▶ _Exercise task_
Repeat every line below exactly, word for word.

[Extracted records]
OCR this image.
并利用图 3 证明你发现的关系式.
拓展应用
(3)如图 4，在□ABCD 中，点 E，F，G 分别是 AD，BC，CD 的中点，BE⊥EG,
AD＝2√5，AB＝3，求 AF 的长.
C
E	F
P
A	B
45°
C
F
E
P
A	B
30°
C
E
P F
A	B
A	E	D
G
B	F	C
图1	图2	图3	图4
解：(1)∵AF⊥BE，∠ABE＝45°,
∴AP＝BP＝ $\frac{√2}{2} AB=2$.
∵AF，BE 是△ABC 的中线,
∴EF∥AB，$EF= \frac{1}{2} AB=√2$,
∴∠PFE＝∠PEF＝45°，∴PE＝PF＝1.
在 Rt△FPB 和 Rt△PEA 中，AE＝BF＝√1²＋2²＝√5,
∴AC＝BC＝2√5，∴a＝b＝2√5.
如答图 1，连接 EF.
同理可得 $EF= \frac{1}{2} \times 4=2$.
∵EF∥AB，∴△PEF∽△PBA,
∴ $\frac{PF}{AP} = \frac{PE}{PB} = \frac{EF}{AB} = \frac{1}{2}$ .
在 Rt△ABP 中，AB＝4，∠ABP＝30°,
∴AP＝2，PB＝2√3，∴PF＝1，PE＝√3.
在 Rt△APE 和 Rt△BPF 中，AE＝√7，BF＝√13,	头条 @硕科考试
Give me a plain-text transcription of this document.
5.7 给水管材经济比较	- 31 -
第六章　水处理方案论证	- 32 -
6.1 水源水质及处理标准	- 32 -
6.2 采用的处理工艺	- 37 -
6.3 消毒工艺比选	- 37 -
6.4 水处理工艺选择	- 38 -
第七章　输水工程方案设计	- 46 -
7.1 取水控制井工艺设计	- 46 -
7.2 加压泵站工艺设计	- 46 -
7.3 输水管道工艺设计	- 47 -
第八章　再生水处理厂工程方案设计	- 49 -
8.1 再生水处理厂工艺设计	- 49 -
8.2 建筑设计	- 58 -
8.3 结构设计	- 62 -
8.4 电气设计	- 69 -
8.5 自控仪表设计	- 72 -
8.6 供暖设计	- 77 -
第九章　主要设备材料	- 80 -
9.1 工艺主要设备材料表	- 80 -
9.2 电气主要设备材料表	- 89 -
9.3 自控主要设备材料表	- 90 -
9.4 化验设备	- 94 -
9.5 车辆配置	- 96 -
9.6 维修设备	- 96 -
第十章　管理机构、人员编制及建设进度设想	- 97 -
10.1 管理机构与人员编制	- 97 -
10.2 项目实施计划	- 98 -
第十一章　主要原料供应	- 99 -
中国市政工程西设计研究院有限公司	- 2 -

▶ _Finished answer_
OCR this image.
并利用图 3 证明你发现的关系式.
拓展应用
(3)如图 4，在□ABCD 中，点 E，F，G 分别是 AD，BC，CD 的中点，BE⊥EG,
AD＝2√5，AB＝3，求 AF 的长.
C
E	F
P
A	B
45°
C
F
E
P
A	B
30°
C
E
P F
A	B
A	E	D
G
B	F	C
图1	图2	图3	图4
解：(1)∵AF⊥BE，∠ABE＝45°,
∴AP＝BP＝ $\frac{√2}{2} AB=2$.
∵AF，BE 是△ABC 的中线,
∴EF∥AB，$EF= \frac{1}{2} AB=√2$,
∴∠PFE＝∠PEF＝45°，∴PE＝PF＝1.
在 Rt△FPB 和 Rt△PEA 中，AE＝BF＝√1²＋2²＝√5,
∴AC＝BC＝2√5，∴a＝b＝2√5.
如答图 1，连接 EF.
同理可得 $EF= \frac{1}{2} \times 4=2$.
∵EF∥AB，∴△PEF∽△PBA,
∴ $\frac{PF}{AP} = \frac{PE}{PB} = \frac{EF}{AB} = \frac{1}{2}$ .
在 Rt△ABP 中，AB＝4，∠ABP＝30°,
∴AP＝2，PB＝2√3，∴PF＝1，PE＝√3.
在 Rt△APE 和 Rt△BPF 中，AE＝√7，BF＝√13,	头条 @硕科考试
Give me a plain-text transcription of this document.
5.7 给水管材经济比较	- 31 -
第六章　水处理方案论证	- 32 -
6.1 水源水质及处理标准	- 32 -
6.2 采用的处理工艺	- 37 -
6.3 消毒工艺比选	- 37 -
6.4 水处理工艺选择	- 38 -
第七章　输水工程方案设计	- 46 -
7.1 取水控制井工艺设计	- 46 -
7.2 加压泵站工艺设计	- 46 -
7.3 输水管道工艺设计	- 47 -
第八章　再生水处理厂工程方案设计	- 49 -
8.1 再生水处理厂工艺设计	- 49 -
8.2 建筑设计	- 58 -
8.3 结构设计	- 62 -
8.4 电气设计	- 69 -
8.5 自控仪表设计	- 72 -
8.6 供暖设计	- 77 -
第九章　主要设备材料	- 80 -
9.1 工艺主要设备材料表	- 80 -
9.2 电气主要设备材料表	- 89 -
9.3 自控主要设备材料表	- 90 -
9.4 化验设备	- 94 -
9.5 车辆配置	- 96 -
9.6 维修设备	- 96 -
第十章　管理机构、人员编制及建设进度设想	- 97 -
10.1 管理机构与人员编制	- 97 -
10.2 项目实施计划	- 98 -
第十一章　主要原料供应	- 99 -
中国市政工程西设计研究院有限公司	- 2 -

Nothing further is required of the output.